(Saved entries)

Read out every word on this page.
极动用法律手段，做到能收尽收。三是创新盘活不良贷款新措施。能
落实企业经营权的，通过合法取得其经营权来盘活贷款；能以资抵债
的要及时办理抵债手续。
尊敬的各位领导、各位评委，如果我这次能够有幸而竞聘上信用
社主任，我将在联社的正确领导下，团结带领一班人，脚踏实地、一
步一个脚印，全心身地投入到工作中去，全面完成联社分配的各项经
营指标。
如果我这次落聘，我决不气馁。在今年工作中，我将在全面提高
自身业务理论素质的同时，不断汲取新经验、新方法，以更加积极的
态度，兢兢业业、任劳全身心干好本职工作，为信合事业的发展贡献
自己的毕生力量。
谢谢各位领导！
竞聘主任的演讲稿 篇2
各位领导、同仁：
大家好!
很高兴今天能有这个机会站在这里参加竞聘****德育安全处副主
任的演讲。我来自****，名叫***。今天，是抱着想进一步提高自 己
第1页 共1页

■ **STATED GOAL**
Would you give the material above again, complete and exact?

■ **FINISHED EXERCISE**
Read out every word on this page.
极动用法律手段，做到能收尽收。三是创新盘活不良贷款新措施。能
落实企业经营权的，通过合法取得其经营权来盘活贷款；能以资抵债
的要及时办理抵债手续。
尊敬的各位领导、各位评委，如果我这次能够有幸而竞聘上信用
社主任，我将在联社的正确领导下，团结带领一班人，脚踏实地、一
步一个脚印，全心身地投入到工作中去，全面完成联社分配的各项经
营指标。
如果我这次落聘，我决不气馁。在今年工作中，我将在全面提高
自身业务理论素质的同时，不断汲取新经验、新方法，以更加积极的
态度，兢兢业业、任劳全身心干好本职工作，为信合事业的发展贡献
自己的毕生力量。
谢谢各位领导！
竞聘主任的演讲稿 篇2
各位领导、同仁：
大家好!
很高兴今天能有这个机会站在这里参加竞聘****德育安全处副主
任的演讲。我来自****，名叫***。今天，是抱着想进一步提高自 己
第1页 共1页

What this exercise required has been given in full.